*WHAT IS NEEDED*
Gather each line of the records where "produzione" appears.

*ENTRIES*
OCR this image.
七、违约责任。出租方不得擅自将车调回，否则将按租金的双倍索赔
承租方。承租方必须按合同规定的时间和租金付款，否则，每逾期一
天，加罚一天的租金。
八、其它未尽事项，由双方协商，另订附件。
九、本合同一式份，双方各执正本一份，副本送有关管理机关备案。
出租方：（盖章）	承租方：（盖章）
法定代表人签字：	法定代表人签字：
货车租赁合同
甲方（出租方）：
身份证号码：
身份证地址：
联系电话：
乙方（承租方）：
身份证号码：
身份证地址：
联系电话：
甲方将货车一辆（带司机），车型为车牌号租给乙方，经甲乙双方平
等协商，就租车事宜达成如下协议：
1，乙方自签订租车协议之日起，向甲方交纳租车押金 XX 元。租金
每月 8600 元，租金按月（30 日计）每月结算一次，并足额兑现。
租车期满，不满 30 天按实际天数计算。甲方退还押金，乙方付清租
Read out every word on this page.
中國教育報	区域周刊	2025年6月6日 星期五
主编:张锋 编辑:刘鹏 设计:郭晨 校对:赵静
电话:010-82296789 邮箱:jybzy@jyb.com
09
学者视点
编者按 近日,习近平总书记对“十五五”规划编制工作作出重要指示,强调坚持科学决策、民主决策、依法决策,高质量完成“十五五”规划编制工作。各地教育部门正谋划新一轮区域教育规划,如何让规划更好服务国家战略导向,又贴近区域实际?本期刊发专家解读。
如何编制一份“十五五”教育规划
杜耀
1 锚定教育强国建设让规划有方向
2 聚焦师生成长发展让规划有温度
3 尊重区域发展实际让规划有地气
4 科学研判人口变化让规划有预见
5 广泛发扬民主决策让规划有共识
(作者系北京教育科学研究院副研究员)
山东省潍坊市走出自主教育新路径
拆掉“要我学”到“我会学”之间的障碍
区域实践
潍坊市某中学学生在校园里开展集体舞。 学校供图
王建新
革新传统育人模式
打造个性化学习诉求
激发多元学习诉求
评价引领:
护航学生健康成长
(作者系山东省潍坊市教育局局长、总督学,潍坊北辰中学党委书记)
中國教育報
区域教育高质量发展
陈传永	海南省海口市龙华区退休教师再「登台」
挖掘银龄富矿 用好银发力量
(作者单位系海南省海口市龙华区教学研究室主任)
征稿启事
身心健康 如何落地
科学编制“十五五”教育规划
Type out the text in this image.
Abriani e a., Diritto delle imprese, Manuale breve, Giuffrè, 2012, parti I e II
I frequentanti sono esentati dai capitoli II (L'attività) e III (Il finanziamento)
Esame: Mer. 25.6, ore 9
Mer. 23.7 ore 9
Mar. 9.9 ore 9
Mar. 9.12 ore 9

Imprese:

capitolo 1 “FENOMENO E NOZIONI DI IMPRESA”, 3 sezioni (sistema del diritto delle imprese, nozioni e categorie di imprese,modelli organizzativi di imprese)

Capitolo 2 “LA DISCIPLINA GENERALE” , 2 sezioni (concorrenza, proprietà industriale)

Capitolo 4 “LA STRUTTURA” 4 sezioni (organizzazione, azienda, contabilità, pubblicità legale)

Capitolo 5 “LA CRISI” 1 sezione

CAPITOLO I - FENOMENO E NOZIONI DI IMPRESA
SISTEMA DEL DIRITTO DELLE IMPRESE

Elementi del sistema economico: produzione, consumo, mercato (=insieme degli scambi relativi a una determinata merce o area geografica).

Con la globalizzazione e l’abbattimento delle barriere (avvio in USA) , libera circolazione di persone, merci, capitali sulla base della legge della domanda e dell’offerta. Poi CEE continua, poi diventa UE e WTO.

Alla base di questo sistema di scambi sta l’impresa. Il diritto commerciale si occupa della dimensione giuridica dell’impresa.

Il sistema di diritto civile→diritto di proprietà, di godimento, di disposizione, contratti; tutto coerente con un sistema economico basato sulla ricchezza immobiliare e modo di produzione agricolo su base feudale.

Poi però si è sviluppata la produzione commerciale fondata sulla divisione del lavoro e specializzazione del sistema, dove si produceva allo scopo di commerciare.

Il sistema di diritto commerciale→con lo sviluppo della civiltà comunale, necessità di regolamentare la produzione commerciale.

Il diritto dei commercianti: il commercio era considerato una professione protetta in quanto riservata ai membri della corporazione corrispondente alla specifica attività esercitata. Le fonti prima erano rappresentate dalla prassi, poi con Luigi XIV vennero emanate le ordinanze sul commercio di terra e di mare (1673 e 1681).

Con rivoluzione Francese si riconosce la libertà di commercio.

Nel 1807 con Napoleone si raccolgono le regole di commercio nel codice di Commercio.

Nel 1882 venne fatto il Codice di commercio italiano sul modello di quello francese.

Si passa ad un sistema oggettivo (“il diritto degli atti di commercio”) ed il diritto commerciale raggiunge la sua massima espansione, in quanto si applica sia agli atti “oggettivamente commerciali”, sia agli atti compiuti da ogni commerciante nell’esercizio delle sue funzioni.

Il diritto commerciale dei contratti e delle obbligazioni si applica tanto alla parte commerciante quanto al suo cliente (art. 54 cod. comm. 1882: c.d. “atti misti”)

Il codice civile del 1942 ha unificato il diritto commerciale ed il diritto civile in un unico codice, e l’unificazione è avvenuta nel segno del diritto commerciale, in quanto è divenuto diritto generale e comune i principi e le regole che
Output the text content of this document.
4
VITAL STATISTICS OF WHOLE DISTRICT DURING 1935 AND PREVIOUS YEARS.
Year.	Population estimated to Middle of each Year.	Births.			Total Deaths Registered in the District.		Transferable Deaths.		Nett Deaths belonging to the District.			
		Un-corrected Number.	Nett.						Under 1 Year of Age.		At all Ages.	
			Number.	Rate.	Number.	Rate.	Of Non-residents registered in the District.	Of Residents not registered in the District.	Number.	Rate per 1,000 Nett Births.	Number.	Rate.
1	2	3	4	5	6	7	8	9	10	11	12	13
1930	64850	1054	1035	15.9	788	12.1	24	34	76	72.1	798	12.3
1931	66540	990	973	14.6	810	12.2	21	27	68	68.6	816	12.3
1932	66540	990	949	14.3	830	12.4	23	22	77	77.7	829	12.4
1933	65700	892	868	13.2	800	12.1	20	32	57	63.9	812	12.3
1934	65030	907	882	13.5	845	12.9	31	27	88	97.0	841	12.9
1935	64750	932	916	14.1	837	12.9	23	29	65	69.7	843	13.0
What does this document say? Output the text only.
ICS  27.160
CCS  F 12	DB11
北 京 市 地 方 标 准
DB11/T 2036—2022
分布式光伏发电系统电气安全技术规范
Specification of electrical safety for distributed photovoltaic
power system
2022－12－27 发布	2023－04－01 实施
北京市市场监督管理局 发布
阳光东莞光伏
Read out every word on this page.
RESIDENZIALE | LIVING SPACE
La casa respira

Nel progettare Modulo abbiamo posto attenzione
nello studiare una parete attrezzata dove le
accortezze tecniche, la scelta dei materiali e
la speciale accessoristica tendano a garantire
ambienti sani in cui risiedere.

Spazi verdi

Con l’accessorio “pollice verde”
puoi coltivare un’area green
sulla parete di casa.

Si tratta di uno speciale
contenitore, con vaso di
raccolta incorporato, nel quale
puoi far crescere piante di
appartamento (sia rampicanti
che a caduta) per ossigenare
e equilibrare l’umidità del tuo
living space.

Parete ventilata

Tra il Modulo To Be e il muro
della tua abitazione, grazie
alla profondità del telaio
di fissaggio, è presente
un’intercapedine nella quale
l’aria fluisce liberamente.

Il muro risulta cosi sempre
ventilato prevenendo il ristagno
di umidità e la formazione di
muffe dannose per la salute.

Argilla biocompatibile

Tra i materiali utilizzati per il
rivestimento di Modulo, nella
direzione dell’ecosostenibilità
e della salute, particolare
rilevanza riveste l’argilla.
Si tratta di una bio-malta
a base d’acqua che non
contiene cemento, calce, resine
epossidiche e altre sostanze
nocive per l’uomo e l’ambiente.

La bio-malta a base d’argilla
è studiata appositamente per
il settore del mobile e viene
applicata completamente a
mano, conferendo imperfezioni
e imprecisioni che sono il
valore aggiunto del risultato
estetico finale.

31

*FINAL ANSWER*
Elementi del sistema economico: produzione, consumo, mercato (=insieme degli scambi relativi a una determinata merce o area geografica).
Il sistema di diritto civile→diritto di proprietà, di godimento, di disposizione, contratti; tutto coerente con un sistema economico basato sulla ricchezza immobiliare e modo di produzione agricolo su base feudale.
Poi però si è sviluppata la produzione commerciale fondata sulla divisione del lavoro e specializzazione del sistema, dove si produceva allo scopo di commerciare.
Il sistema di diritto commerciale→con lo sviluppo della civiltà comunale, necessità di regolamentare la produzione commerciale.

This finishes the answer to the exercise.